### TASK TO CARRY OUT
Look through the data for the string "Peak". Copy every line where it is found.
= = = = =
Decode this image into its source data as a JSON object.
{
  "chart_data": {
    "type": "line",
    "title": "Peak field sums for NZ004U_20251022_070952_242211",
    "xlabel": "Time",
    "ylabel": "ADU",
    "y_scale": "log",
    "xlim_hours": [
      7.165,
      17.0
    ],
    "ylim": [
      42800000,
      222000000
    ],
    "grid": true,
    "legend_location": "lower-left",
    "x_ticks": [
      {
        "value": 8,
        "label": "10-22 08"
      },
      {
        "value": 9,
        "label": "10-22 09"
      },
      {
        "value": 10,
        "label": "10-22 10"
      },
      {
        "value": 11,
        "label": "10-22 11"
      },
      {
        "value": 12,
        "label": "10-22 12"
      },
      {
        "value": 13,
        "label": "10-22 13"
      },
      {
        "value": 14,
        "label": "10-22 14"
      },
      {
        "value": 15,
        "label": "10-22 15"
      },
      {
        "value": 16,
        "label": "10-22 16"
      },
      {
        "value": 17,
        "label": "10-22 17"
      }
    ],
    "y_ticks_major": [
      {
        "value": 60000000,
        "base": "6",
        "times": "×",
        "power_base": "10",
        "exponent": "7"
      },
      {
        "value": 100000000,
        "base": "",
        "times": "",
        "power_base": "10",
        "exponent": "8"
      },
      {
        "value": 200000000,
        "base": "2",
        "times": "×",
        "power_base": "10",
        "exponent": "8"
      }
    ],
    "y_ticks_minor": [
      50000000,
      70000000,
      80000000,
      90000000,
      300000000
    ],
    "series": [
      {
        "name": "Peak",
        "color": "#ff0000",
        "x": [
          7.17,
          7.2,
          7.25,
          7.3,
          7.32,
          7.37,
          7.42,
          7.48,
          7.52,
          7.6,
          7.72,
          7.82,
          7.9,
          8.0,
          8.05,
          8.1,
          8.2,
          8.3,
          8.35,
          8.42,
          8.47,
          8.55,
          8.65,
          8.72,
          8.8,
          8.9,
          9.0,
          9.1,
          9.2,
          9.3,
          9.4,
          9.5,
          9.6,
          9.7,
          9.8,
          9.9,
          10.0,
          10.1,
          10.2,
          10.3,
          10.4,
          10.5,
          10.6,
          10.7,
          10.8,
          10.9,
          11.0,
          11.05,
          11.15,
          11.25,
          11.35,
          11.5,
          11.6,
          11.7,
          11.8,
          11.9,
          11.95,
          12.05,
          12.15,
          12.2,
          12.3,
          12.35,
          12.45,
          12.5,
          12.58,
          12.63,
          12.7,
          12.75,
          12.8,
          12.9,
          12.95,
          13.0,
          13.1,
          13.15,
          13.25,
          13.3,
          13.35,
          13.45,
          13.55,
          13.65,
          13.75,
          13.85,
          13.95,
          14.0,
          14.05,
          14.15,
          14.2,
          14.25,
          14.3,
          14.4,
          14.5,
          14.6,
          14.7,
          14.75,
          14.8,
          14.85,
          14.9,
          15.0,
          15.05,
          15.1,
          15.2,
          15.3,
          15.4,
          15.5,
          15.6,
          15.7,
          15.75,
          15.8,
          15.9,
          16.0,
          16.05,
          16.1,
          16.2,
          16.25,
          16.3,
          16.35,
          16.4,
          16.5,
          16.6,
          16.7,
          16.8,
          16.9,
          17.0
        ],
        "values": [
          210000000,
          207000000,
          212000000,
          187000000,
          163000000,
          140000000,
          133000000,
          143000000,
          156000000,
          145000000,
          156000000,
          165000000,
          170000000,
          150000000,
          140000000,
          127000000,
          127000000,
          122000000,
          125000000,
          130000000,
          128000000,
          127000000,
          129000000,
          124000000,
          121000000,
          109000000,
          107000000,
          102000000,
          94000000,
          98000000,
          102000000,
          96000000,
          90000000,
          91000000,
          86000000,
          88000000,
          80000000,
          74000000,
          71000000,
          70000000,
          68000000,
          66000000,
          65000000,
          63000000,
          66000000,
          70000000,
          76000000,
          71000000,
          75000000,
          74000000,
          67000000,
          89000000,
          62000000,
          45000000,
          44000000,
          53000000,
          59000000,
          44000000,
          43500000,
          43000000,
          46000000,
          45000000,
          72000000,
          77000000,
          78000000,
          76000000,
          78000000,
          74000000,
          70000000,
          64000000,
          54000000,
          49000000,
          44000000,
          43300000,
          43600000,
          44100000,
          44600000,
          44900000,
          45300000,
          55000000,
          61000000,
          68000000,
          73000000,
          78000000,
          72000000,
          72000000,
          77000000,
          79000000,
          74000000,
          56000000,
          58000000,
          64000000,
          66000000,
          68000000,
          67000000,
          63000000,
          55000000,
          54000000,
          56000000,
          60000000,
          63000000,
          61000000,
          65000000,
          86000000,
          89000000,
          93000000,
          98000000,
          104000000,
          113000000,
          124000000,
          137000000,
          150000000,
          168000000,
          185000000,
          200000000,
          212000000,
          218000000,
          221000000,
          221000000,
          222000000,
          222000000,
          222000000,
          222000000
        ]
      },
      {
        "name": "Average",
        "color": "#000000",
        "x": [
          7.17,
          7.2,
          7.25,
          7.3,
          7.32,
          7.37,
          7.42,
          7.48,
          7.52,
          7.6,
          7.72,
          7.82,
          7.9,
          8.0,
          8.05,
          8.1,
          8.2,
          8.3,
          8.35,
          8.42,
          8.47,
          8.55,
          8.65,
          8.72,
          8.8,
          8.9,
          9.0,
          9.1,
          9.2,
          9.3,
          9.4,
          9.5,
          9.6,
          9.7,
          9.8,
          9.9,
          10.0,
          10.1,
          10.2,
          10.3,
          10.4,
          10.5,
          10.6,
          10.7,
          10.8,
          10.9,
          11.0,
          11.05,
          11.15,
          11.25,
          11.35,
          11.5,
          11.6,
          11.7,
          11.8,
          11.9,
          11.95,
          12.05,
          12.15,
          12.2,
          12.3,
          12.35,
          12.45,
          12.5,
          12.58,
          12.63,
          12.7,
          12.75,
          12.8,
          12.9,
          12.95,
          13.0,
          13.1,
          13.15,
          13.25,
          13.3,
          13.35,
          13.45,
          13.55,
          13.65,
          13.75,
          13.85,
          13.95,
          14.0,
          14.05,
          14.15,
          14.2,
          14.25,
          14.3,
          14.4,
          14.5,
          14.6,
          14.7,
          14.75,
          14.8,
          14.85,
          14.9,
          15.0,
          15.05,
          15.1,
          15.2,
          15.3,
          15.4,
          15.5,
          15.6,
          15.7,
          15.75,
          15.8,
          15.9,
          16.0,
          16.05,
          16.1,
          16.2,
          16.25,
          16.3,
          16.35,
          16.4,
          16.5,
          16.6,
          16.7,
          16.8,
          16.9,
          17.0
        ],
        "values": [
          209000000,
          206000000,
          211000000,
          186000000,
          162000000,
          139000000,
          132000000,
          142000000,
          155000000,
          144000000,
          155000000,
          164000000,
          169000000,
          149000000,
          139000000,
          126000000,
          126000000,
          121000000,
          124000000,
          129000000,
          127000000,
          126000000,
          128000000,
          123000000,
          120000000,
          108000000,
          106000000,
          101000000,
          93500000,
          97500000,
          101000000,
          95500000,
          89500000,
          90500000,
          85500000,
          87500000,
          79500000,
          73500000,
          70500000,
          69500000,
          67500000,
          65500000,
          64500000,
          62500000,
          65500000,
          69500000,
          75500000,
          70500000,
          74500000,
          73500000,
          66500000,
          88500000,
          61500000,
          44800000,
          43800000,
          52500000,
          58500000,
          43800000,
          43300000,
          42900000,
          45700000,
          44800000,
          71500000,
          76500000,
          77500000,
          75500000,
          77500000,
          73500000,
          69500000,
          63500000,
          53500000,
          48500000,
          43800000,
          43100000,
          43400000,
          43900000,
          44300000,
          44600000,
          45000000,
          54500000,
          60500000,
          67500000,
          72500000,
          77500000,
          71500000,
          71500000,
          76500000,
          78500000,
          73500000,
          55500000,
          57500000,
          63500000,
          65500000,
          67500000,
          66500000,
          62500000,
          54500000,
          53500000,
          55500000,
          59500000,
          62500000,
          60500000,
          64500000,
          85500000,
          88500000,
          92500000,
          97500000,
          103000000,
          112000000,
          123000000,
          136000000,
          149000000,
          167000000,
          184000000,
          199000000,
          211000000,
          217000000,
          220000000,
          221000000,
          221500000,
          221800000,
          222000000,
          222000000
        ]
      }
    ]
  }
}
= = = = =
### EXERCISE OUTPUT
    "title": "Peak field sums for NZ004U_20251022_070952_242211",
        "name": "Peak",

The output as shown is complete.